Aim of the task: Where a line in the listing contains the string "value", copy that line out.

Records for the task:
_ _ _ _ _ _ _

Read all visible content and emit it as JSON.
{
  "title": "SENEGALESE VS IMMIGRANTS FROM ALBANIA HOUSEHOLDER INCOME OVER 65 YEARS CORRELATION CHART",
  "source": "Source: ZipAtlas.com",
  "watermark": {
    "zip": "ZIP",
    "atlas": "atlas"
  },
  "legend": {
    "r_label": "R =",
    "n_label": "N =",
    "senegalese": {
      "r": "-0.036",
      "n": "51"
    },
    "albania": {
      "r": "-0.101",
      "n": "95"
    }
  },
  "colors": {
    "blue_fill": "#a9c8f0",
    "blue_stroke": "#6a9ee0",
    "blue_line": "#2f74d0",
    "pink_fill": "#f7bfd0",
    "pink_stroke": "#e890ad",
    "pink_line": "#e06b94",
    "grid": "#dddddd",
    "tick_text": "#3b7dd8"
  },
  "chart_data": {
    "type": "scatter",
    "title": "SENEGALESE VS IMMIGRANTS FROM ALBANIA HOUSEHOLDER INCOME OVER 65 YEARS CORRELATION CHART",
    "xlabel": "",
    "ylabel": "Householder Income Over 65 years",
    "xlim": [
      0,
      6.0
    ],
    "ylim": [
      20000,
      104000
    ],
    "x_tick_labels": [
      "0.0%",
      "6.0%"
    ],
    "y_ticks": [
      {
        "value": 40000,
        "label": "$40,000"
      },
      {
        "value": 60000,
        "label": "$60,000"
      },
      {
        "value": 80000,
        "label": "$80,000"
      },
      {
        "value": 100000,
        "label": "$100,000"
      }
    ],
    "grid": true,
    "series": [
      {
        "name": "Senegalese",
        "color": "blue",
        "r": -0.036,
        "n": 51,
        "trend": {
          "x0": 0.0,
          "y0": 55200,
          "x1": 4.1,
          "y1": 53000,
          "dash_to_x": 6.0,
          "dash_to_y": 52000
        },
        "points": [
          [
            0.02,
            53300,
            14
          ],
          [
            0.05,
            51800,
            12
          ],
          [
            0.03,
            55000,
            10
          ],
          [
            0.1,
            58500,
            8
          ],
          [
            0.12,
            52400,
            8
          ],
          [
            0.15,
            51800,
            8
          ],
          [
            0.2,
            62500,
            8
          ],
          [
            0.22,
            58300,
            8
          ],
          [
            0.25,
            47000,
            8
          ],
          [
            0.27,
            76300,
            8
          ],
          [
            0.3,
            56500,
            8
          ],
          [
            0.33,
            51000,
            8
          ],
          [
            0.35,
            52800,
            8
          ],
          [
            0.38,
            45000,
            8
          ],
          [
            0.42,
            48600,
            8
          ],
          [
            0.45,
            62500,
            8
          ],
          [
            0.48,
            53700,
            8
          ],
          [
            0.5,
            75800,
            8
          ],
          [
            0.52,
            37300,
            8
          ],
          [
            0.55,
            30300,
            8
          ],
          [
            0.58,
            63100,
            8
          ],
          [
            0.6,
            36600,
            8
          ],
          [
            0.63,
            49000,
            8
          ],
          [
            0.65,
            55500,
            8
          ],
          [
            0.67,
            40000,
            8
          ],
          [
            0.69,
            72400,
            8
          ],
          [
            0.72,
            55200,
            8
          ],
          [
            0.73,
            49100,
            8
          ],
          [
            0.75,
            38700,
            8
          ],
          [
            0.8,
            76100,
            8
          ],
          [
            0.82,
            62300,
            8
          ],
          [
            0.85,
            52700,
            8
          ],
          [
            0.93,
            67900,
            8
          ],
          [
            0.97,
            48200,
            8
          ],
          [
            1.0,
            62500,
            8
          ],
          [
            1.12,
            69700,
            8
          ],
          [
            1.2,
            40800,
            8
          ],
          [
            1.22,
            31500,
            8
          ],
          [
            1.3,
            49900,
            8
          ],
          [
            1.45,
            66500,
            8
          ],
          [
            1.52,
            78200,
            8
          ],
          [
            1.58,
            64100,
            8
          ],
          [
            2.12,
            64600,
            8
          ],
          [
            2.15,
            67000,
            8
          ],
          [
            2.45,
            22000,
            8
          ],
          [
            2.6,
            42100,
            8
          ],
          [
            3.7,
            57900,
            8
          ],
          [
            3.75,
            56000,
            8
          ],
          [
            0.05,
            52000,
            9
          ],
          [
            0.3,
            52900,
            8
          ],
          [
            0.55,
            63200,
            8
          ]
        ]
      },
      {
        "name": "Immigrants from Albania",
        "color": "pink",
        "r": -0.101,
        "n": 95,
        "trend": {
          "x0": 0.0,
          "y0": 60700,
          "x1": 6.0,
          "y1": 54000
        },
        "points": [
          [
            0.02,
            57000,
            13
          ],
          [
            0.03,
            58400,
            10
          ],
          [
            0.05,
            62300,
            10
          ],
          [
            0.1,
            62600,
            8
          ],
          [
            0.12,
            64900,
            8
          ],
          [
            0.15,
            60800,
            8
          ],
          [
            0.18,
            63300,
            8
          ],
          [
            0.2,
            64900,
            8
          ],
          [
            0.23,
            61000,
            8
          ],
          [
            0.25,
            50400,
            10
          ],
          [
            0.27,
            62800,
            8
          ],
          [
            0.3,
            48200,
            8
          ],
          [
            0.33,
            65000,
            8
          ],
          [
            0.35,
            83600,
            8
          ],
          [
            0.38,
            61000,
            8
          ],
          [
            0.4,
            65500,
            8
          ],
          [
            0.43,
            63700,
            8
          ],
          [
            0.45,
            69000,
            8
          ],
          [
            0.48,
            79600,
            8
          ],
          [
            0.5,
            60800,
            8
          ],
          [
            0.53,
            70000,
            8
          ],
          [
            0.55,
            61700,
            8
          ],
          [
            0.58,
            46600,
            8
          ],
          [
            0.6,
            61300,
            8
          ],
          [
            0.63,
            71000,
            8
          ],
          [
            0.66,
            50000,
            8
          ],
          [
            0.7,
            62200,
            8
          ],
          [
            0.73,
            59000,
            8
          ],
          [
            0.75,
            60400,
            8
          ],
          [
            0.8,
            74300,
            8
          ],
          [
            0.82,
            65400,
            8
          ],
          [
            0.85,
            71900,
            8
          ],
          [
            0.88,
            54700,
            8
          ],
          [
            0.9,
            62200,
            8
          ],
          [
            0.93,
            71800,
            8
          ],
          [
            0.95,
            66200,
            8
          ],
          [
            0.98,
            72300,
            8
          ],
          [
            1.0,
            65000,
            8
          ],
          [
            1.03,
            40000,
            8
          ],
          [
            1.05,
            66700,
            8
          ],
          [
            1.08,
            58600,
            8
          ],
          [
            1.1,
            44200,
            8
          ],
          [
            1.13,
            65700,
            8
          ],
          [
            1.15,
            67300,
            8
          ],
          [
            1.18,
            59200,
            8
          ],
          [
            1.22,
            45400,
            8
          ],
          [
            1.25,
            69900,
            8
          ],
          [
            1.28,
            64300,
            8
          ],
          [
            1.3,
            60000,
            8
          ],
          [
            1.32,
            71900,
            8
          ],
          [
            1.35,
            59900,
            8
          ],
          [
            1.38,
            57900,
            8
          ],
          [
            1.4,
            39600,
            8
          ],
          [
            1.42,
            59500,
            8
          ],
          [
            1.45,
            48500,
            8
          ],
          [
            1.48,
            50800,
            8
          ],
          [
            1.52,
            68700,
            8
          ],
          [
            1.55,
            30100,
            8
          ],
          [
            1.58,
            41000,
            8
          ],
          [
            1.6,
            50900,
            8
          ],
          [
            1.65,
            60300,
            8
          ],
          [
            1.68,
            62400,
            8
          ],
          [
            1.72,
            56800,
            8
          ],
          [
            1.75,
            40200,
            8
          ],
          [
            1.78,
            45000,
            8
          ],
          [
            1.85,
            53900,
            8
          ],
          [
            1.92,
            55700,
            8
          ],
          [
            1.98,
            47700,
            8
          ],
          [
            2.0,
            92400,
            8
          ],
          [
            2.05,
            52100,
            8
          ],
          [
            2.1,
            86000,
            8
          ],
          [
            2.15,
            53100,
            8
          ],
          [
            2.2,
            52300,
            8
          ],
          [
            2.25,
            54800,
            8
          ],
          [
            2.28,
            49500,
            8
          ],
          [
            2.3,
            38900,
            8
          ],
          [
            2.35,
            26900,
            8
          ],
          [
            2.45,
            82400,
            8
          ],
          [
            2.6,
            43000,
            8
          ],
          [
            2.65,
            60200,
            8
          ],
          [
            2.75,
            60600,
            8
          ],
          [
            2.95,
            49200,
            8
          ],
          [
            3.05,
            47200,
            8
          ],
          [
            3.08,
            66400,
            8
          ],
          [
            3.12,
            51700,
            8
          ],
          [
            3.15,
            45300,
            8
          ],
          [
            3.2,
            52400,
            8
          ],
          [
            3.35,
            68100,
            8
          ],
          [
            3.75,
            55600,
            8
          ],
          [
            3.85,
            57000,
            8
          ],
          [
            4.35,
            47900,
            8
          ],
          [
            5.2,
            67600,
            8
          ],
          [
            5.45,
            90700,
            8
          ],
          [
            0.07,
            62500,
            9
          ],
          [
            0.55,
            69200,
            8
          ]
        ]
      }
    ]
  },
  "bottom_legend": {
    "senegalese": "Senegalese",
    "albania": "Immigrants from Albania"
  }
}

_ _ _ _ _ _ _

Written reply:
        "value": 40000,
        "value": 60000,
        "value": 80000,
        "value": 100000,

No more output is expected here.